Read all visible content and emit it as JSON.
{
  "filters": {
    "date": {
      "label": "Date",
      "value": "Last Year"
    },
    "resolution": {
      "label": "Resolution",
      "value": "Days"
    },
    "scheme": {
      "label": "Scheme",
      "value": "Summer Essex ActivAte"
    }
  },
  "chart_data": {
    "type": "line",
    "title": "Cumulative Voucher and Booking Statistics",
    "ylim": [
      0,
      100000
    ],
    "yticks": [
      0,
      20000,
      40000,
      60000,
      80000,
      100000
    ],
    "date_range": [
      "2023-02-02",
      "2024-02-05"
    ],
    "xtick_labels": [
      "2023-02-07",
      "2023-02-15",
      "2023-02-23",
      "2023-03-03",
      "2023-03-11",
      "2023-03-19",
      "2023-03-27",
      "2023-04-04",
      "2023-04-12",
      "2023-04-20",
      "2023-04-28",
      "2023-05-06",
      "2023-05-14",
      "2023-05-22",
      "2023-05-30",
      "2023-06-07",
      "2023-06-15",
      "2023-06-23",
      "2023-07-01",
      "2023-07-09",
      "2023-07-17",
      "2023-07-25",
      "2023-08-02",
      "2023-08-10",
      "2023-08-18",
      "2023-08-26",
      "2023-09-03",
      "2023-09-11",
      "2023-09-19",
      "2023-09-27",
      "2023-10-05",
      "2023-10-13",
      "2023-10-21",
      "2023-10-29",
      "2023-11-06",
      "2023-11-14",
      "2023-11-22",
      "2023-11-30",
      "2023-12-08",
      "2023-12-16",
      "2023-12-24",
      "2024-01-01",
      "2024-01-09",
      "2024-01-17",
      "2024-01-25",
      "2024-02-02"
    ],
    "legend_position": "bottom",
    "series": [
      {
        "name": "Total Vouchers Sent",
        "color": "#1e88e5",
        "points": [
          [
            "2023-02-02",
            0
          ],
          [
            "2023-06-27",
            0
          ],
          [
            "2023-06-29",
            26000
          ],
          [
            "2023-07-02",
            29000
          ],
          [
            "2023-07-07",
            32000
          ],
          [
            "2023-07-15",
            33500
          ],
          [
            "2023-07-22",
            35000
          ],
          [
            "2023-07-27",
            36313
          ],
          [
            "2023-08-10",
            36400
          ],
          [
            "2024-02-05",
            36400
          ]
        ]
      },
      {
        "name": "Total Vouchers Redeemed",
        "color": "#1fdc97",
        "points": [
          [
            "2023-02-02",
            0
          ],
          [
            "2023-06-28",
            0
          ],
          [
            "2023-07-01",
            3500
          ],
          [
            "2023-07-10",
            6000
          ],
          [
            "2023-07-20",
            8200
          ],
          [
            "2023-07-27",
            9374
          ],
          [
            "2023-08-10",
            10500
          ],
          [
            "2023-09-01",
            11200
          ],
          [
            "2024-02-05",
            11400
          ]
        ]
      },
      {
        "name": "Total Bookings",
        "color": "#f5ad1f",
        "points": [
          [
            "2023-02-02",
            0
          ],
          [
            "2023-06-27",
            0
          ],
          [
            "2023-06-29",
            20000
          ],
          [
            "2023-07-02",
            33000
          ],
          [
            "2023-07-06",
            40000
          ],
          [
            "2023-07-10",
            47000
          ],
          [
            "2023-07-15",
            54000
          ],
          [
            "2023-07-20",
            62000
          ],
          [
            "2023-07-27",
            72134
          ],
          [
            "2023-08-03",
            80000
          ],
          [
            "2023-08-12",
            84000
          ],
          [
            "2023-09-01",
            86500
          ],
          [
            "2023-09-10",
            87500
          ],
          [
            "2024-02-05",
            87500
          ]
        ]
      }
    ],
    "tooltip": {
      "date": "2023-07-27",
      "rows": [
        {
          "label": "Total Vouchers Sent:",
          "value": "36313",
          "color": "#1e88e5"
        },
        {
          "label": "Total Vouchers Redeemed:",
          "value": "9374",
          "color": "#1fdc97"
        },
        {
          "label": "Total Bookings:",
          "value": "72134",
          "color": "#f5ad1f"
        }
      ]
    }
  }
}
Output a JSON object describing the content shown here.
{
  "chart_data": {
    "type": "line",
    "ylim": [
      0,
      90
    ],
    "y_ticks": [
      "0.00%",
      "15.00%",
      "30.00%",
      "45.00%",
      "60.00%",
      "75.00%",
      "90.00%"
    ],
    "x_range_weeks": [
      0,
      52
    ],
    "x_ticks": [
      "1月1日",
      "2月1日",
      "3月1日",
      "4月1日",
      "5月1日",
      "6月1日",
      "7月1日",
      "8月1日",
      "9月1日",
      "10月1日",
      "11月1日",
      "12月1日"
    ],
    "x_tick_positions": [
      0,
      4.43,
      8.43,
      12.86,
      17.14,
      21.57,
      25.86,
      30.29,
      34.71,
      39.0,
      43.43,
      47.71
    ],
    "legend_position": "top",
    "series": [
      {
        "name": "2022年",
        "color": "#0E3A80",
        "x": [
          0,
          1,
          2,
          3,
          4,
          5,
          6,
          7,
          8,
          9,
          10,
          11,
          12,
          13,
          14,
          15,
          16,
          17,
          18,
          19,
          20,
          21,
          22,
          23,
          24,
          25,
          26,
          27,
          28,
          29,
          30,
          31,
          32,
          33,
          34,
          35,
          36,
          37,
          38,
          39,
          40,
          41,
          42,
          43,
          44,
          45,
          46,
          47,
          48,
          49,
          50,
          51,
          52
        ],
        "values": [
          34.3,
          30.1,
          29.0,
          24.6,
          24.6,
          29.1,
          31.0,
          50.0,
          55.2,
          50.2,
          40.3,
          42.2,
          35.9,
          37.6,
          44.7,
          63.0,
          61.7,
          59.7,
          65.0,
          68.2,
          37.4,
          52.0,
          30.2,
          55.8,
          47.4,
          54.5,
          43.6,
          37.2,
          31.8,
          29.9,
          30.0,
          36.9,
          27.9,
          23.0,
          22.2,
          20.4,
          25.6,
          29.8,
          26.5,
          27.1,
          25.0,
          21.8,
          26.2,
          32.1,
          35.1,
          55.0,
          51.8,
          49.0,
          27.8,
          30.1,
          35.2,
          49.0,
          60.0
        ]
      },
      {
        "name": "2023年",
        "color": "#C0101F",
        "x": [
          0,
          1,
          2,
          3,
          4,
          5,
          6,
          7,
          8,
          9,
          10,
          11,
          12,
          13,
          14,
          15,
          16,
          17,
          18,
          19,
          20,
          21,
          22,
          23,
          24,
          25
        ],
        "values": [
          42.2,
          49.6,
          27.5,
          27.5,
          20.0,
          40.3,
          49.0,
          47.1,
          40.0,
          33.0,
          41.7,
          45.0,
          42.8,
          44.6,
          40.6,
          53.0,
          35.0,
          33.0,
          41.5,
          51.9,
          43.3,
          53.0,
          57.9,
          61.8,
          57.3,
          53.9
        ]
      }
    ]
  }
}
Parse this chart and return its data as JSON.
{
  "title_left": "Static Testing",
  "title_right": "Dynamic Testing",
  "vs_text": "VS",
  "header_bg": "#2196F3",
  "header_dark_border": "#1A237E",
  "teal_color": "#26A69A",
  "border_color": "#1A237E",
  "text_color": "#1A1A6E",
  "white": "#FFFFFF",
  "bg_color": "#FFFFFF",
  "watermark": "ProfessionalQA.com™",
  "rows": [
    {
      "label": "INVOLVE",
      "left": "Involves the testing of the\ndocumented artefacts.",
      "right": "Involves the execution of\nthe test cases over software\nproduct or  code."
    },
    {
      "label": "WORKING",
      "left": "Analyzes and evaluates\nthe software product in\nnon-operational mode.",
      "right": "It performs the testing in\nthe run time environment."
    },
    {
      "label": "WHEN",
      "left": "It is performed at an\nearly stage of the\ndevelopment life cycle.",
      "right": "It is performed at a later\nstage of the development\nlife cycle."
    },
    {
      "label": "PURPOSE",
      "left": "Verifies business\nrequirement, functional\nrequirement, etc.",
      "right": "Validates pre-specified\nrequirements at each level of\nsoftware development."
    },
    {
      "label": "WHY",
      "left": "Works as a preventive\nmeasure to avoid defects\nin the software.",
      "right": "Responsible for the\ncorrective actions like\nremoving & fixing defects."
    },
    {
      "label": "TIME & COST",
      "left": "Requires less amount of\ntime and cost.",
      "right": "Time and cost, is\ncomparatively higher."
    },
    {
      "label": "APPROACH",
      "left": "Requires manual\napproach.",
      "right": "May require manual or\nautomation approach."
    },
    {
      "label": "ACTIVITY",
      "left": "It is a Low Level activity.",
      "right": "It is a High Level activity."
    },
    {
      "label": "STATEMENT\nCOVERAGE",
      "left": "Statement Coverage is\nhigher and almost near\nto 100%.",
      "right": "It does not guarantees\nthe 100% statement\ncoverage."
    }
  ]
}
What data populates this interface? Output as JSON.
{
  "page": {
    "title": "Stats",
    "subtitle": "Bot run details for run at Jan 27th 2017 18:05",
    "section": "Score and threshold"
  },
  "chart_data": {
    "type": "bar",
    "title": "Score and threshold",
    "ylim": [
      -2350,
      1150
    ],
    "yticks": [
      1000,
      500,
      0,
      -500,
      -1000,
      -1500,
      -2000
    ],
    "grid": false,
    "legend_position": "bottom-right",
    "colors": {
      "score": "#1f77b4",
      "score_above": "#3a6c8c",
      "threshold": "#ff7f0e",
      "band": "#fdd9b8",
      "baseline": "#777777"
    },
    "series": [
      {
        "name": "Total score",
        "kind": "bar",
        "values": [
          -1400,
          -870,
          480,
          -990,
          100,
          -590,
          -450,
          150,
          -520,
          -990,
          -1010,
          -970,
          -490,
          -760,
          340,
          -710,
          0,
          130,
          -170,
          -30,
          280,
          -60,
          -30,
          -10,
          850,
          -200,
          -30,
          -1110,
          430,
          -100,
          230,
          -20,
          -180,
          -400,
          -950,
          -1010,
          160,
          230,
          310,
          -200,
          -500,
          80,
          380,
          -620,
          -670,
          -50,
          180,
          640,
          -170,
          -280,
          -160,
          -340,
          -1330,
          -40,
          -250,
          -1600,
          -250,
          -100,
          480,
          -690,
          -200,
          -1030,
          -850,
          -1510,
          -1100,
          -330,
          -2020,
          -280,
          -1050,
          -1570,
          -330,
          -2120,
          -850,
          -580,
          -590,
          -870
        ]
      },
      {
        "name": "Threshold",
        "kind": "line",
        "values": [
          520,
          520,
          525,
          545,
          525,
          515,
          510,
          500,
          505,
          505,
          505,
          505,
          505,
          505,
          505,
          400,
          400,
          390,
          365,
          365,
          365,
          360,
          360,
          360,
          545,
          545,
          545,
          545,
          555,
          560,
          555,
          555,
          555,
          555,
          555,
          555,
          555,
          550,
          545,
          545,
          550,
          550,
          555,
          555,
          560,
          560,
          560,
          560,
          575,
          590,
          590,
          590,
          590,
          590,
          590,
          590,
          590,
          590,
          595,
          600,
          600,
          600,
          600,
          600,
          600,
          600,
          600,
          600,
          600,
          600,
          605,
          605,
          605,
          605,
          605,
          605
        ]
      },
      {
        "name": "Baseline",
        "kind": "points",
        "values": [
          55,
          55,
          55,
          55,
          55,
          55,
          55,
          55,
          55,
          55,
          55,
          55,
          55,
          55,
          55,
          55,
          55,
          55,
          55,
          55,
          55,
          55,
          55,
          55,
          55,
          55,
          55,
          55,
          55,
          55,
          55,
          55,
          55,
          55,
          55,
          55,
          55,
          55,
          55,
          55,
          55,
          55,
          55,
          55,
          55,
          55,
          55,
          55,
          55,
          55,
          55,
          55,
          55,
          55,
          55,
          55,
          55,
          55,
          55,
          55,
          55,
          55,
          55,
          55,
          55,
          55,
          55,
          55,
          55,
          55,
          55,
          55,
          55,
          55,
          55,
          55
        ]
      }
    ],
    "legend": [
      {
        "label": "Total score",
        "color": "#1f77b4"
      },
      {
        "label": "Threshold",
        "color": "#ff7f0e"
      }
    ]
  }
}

---+---

Goal: Identify each line holding the string "Total", and copy it out.

In response:
        "name": "Total Vouchers Sent",
        "name": "Total Vouchers Redeemed",
        "name": "Total Bookings",
          "label": "Total Vouchers Sent:",
          "label": "Total Vouchers Redeemed:",
          "label": "Total Bookings:",
        "name": "Total score",
        "label": "Total score",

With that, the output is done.